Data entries
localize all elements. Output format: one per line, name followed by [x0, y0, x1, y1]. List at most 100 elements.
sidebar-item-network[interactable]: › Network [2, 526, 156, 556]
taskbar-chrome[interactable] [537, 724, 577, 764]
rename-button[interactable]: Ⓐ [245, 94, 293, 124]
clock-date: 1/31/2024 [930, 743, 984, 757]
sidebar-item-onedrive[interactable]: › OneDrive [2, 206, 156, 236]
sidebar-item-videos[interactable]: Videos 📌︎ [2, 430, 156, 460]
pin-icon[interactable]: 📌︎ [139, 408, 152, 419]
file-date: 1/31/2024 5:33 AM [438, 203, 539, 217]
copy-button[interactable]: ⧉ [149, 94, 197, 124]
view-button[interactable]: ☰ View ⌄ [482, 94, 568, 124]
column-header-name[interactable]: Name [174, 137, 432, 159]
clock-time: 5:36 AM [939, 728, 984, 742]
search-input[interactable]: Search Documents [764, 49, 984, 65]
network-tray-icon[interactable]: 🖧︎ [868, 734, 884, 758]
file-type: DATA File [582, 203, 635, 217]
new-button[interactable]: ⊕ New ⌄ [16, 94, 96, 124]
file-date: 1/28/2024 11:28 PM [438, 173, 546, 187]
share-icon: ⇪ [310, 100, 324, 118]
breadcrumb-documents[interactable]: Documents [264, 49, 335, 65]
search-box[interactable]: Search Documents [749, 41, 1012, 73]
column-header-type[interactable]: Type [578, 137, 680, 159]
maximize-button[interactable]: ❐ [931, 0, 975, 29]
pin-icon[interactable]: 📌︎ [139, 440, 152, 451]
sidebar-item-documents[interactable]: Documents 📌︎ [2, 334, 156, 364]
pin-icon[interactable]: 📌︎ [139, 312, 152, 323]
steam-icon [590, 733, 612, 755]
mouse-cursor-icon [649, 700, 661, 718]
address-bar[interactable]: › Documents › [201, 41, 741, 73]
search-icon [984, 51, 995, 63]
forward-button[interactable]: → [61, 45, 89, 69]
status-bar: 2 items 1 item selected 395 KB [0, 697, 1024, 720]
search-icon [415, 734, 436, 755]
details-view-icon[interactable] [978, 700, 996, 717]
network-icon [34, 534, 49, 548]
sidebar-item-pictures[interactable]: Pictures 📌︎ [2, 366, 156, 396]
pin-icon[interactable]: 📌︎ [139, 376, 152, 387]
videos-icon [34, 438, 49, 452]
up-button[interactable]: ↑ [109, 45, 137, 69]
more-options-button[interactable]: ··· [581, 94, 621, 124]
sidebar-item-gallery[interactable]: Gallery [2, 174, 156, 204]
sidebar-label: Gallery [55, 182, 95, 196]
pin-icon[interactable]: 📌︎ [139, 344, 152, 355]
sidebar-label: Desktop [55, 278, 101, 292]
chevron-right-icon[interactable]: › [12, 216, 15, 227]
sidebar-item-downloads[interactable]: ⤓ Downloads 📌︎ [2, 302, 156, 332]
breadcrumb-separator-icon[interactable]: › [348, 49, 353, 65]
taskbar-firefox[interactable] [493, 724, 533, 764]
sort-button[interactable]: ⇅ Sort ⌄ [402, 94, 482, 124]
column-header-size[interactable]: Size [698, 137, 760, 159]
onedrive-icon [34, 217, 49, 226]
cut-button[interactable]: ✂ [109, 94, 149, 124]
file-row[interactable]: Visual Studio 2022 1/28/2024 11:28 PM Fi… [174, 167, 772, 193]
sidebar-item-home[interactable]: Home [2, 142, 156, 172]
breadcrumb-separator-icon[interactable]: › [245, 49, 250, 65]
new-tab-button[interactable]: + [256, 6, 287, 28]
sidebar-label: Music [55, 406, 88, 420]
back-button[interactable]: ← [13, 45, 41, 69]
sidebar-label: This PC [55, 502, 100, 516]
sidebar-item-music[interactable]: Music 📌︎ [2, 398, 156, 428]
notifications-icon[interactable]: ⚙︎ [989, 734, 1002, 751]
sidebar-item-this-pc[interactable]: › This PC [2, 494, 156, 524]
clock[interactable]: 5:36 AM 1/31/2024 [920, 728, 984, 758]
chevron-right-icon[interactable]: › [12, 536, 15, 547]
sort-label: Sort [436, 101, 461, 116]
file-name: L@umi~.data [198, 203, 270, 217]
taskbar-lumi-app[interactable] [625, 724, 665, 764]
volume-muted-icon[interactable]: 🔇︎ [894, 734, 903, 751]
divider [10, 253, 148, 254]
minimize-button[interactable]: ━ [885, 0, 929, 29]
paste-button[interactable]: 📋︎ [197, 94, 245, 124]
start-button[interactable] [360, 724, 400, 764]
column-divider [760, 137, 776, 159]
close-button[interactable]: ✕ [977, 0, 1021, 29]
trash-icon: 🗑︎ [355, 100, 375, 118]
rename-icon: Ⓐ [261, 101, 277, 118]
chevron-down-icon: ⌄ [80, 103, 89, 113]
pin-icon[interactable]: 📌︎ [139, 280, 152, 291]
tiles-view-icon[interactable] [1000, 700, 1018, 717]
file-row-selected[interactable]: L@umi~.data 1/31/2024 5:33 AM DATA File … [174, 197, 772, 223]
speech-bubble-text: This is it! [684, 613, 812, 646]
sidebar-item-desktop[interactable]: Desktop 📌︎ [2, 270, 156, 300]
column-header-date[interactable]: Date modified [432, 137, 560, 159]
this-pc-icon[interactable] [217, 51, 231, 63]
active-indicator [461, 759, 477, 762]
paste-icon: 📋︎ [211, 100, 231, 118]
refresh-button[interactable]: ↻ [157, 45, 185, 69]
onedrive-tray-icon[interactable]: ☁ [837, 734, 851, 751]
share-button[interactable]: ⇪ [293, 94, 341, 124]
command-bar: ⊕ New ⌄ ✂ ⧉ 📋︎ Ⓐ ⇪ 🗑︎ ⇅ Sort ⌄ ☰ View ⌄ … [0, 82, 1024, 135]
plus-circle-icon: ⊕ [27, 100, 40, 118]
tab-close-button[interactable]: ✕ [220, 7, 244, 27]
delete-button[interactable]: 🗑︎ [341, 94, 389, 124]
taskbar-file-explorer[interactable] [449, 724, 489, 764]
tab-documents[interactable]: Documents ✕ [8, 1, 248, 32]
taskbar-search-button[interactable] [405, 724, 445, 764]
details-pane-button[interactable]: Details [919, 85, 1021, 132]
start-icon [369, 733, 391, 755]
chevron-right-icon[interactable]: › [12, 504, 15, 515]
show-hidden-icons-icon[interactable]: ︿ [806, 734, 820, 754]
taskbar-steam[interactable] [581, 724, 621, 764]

What to do
Starting with the first of the rows above and continuing through the line containing "search-icon [984, 51, 995, 63]", write those lines out again, replacing "pin-icon" with "bookmark-icon" and leaving everything else unchanged.

Expected output
localize all elements. Output format: one per line, name followed by [x0, y0, x1, y1]. List at most 100 elements.
sidebar-item-network[interactable]: › Network [2, 526, 156, 556]
taskbar-chrome[interactable] [537, 724, 577, 764]
rename-button[interactable]: Ⓐ [245, 94, 293, 124]
clock-date: 1/31/2024 [930, 743, 984, 757]
sidebar-item-onedrive[interactable]: › OneDrive [2, 206, 156, 236]
sidebar-item-videos[interactable]: Videos 📌︎ [2, 430, 156, 460]
bookmark-icon[interactable]: 📌︎ [139, 408, 152, 419]
file-date: 1/31/2024 5:33 AM [438, 203, 539, 217]
copy-button[interactable]: ⧉ [149, 94, 197, 124]
view-button[interactable]: ☰ View ⌄ [482, 94, 568, 124]
column-header-name[interactable]: Name [174, 137, 432, 159]
clock-time: 5:36 AM [939, 728, 984, 742]
search-input[interactable]: Search Documents [764, 49, 984, 65]
network-tray-icon[interactable]: 🖧︎ [868, 734, 884, 758]
file-type: DATA File [582, 203, 635, 217]
new-button[interactable]: ⊕ New ⌄ [16, 94, 96, 124]
file-date: 1/28/2024 11:28 PM [438, 173, 546, 187]
share-icon: ⇪ [310, 100, 324, 118]
breadcrumb-documents[interactable]: Documents [264, 49, 335, 65]
search-box[interactable]: Search Documents [749, 41, 1012, 73]
column-header-type[interactable]: Type [578, 137, 680, 159]
maximize-button[interactable]: ❐ [931, 0, 975, 29]
bookmark-icon[interactable]: 📌︎ [139, 440, 152, 451]
sidebar-item-documents[interactable]: Documents 📌︎ [2, 334, 156, 364]
bookmark-icon[interactable]: 📌︎ [139, 312, 152, 323]
steam-icon [590, 733, 612, 755]
mouse-cursor-icon [649, 700, 661, 718]
address-bar[interactable]: › Documents › [201, 41, 741, 73]
search-icon [984, 51, 995, 63]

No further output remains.